(Extracted records)
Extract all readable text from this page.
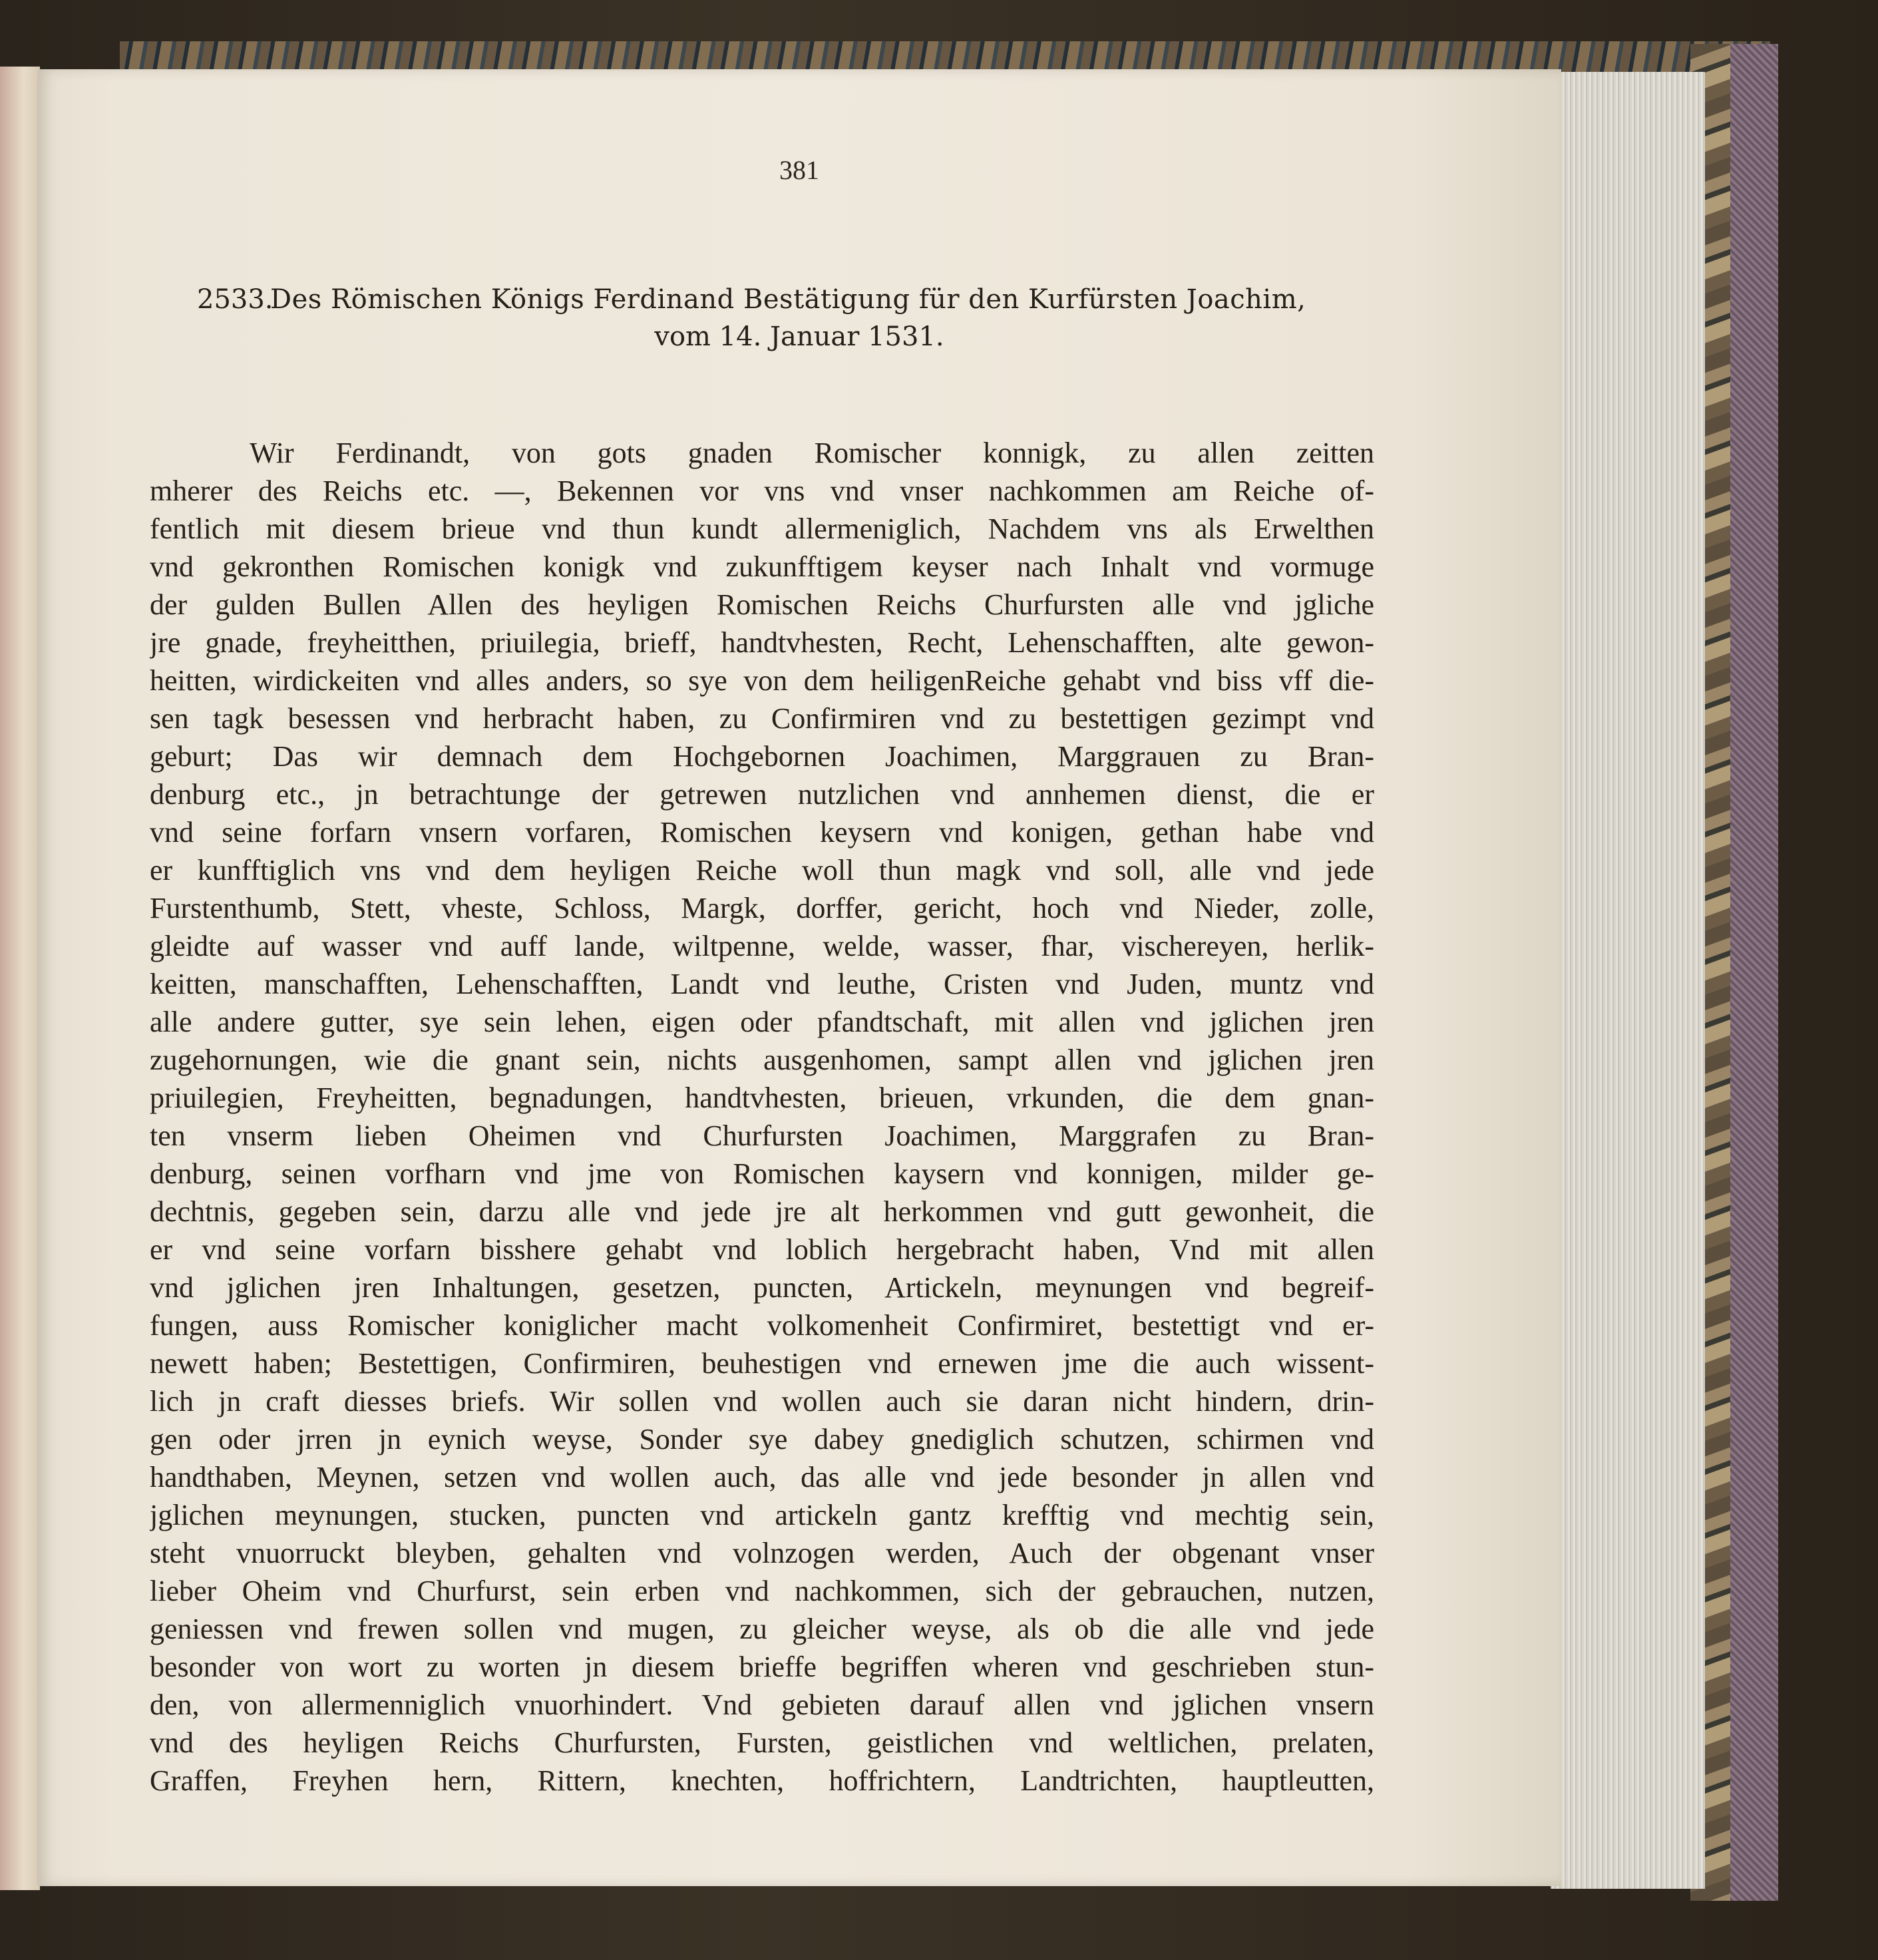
381
2533.
Des Römischen Königs Ferdinand Bestätigung für den Kurfürsten Joachim,
vom 14. Januar 1531.
Wir Ferdinandt, von gots gnaden Romischer konnigk, zu allen zeitten
mherer des Reichs etc. —, Bekennen vor vns vnd vnser nachkommen am Reiche of-
fentlich mit diesem brieue vnd thun kundt allermeniglich, Nachdem vns als Erwelthen
vnd gekronthen Romischen konigk vnd zukunfftigem keyser nach Inhalt vnd vormuge
der gulden Bullen Allen des heyligen Romischen Reichs Churfursten alle vnd jgliche
jre gnade, freyheitthen, priuilegia, brieff, handtvhesten, Recht, Lehenschafften, alte gewon-
heitten, wirdickeiten vnd alles anders, so sye von dem heiligenReiche gehabt vnd biss vff die-
sen tagk besessen vnd herbracht haben, zu Confirmiren vnd zu bestettigen gezimpt vnd
geburt; Das wir demnach dem Hochgebornen Joachimen, Marggrauen zu Bran-
denburg etc., jn betrachtunge der getrewen nutzlichen vnd annhemen dienst, die er
vnd seine forfarn vnsern vorfaren, Romischen keysern vnd konigen, gethan habe vnd
er kunfftiglich vns vnd dem heyligen Reiche woll thun magk vnd soll, alle vnd jede
Furstenthumb, Stett, vheste, Schloss, Margk, dorffer, gericht, hoch vnd Nieder, zolle,
gleidte auf wasser vnd auff lande, wiltpenne, welde, wasser, fhar, vischereyen, herlik-
keitten, manschafften, Lehenschafften, Landt vnd leuthe, Cristen vnd Juden, muntz vnd
alle andere gutter, sye sein lehen, eigen oder pfandtschaft, mit allen vnd jglichen jren
zugehornungen, wie die gnant sein, nichts ausgenhomen, sampt allen vnd jglichen jren
priuilegien, Freyheitten, begnadungen, handtvhesten, brieuen, vrkunden, die dem gnan-
ten vnserm lieben Oheimen vnd Churfursten Joachimen, Marggrafen zu Bran-
denburg, seinen vorfharn vnd jme von Romischen kaysern vnd konnigen, milder ge-
dechtnis, gegeben sein, darzu alle vnd jede jre alt herkommen vnd gutt gewonheit, die
er vnd seine vorfarn bisshere gehabt vnd loblich hergebracht haben, Vnd mit allen
vnd jglichen jren Inhaltungen, gesetzen, puncten, Artickeln, meynungen vnd begreif-
fungen, auss Romischer koniglicher macht volkomenheit Confirmiret, bestettigt vnd er-
newett haben; Bestettigen, Confirmiren, beuhestigen vnd ernewen jme die auch wissent-
lich jn craft diesses briefs. Wir sollen vnd wollen auch sie daran nicht hindern, drin-
gen oder jrren jn eynich weyse, Sonder sye dabey gnediglich schutzen, schirmen vnd
handthaben, Meynen, setzen vnd wollen auch, das alle vnd jede besonder jn allen vnd
jglichen meynungen, stucken, puncten vnd artickeln gantz krefftig vnd mechtig sein,
steht vnuorruckt bleyben, gehalten vnd volnzogen werden, Auch der obgenant vnser
lieber Oheim vnd Churfurst, sein erben vnd nachkommen, sich der gebrauchen, nutzen,
geniessen vnd frewen sollen vnd mugen, zu gleicher weyse, als ob die alle vnd jede
besonder von wort zu worten jn diesem brieffe begriffen wheren vnd geschrieben stun-
den, von allermenniglich vnuorhindert. Vnd gebieten darauf allen vnd jglichen vnsern
vnd des heyligen Reichs Churfursten, Fursten, geistlichen vnd weltlichen, prelaten,
Graffen, Freyhen hern, Rittern, knechten, hoffrichtern, Landtrichten, hauptleutten,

Task brief: Leave out the pictures and restate everything else word for word.

Task output:
Extract all readable text from this page.
381
2533.
Des Römischen Königs Ferdinand Bestätigung für den Kurfürsten Joachim,
vom 14. Januar 1531.
Wir Ferdinandt, von gots gnaden Romischer konnigk, zu allen zeitten
mherer des Reichs etc. —, Bekennen vor vns vnd vnser nachkommen am Reiche of-
fentlich mit diesem brieue vnd thun kundt allermeniglich, Nachdem vns als Erwelthen
vnd gekronthen Romischen konigk vnd zukunfftigem keyser nach Inhalt vnd vormuge
der gulden Bullen Allen des heyligen Romischen Reichs Churfursten alle vnd jgliche
jre gnade, freyheitthen, priuilegia, brieff, handtvhesten, Recht, Lehenschafften, alte gewon-
heitten, wirdickeiten vnd alles anders, so sye von dem heiligenReiche gehabt vnd biss vff die-
sen tagk besessen vnd herbracht haben, zu Confirmiren vnd zu bestettigen gezimpt vnd
geburt; Das wir demnach dem Hochgebornen Joachimen, Marggrauen zu Bran-
denburg etc., jn betrachtunge der getrewen nutzlichen vnd annhemen dienst, die er
vnd seine forfarn vnsern vorfaren, Romischen keysern vnd konigen, gethan habe vnd
er kunfftiglich vns vnd dem heyligen Reiche woll thun magk vnd soll, alle vnd jede
Furstenthumb, Stett, vheste, Schloss, Margk, dorffer, gericht, hoch vnd Nieder, zolle,
gleidte auf wasser vnd auff lande, wiltpenne, welde, wasser, fhar, vischereyen, herlik-
keitten, manschafften, Lehenschafften, Landt vnd leuthe, Cristen vnd Juden, muntz vnd
alle andere gutter, sye sein lehen, eigen oder pfandtschaft, mit allen vnd jglichen jren
zugehornungen, wie die gnant sein, nichts ausgenhomen, sampt allen vnd jglichen jren
priuilegien, Freyheitten, begnadungen, handtvhesten, brieuen, vrkunden, die dem gnan-
ten vnserm lieben Oheimen vnd Churfursten Joachimen, Marggrafen zu Bran-
denburg, seinen vorfharn vnd jme von Romischen kaysern vnd konnigen, milder ge-
dechtnis, gegeben sein, darzu alle vnd jede jre alt herkommen vnd gutt gewonheit, die
er vnd seine vorfarn bisshere gehabt vnd loblich hergebracht haben, Vnd mit allen
vnd jglichen jren Inhaltungen, gesetzen, puncten, Artickeln, meynungen vnd begreif-
fungen, auss Romischer koniglicher macht volkomenheit Confirmiret, bestettigt vnd er-
newett haben; Bestettigen, Confirmiren, beuhestigen vnd ernewen jme die auch wissent-
lich jn craft diesses briefs. Wir sollen vnd wollen auch sie daran nicht hindern, drin-
gen oder jrren jn eynich weyse, Sonder sye dabey gnediglich schutzen, schirmen vnd
handthaben, Meynen, setzen vnd wollen auch, das alle vnd jede besonder jn allen vnd
jglichen meynungen, stucken, puncten vnd artickeln gantz krefftig vnd mechtig sein,
steht vnuorruckt bleyben, gehalten vnd volnzogen werden, Auch der obgenant vnser
lieber Oheim vnd Churfurst, sein erben vnd nachkommen, sich der gebrauchen, nutzen,
geniessen vnd frewen sollen vnd mugen, zu gleicher weyse, als ob die alle vnd jede
besonder von wort zu worten jn diesem brieffe begriffen wheren vnd geschrieben stun-
den, von allermenniglich vnuorhindert. Vnd gebieten darauf allen vnd jglichen vnsern
vnd des heyligen Reichs Churfursten, Fursten, geistlichen vnd weltlichen, prelaten,
Graffen, Freyhen hern, Rittern, knechten, hoffrichtern, Landtrichten, hauptleutten,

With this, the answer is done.